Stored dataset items
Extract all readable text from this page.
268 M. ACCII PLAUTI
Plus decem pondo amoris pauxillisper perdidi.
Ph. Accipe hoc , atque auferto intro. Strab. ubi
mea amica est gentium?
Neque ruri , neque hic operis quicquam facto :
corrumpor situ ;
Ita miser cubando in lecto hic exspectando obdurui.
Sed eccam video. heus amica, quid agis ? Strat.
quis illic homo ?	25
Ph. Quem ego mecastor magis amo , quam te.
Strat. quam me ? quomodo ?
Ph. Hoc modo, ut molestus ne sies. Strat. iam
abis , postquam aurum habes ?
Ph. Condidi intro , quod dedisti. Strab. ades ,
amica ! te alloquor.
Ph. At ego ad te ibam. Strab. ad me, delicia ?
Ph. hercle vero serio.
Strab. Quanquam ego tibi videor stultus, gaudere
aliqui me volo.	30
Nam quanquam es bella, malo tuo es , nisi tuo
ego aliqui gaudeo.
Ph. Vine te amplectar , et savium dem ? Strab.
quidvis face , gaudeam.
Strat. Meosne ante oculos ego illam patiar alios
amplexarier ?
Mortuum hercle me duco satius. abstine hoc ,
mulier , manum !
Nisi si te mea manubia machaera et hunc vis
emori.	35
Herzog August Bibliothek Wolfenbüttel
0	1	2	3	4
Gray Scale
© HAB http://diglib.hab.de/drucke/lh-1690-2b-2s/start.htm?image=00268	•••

* * *

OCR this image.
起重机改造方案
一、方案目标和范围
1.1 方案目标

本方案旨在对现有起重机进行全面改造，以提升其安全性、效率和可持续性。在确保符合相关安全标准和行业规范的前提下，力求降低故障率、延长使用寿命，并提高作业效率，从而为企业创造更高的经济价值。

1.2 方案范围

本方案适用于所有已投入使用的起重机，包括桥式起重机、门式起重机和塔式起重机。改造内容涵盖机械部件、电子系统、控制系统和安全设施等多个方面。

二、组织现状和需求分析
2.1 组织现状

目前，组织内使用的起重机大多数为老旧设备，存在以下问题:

_What the exercise asks_
From the records above, work out how many lines contain the string "Strat". Give only the number.

_Response to this task_
4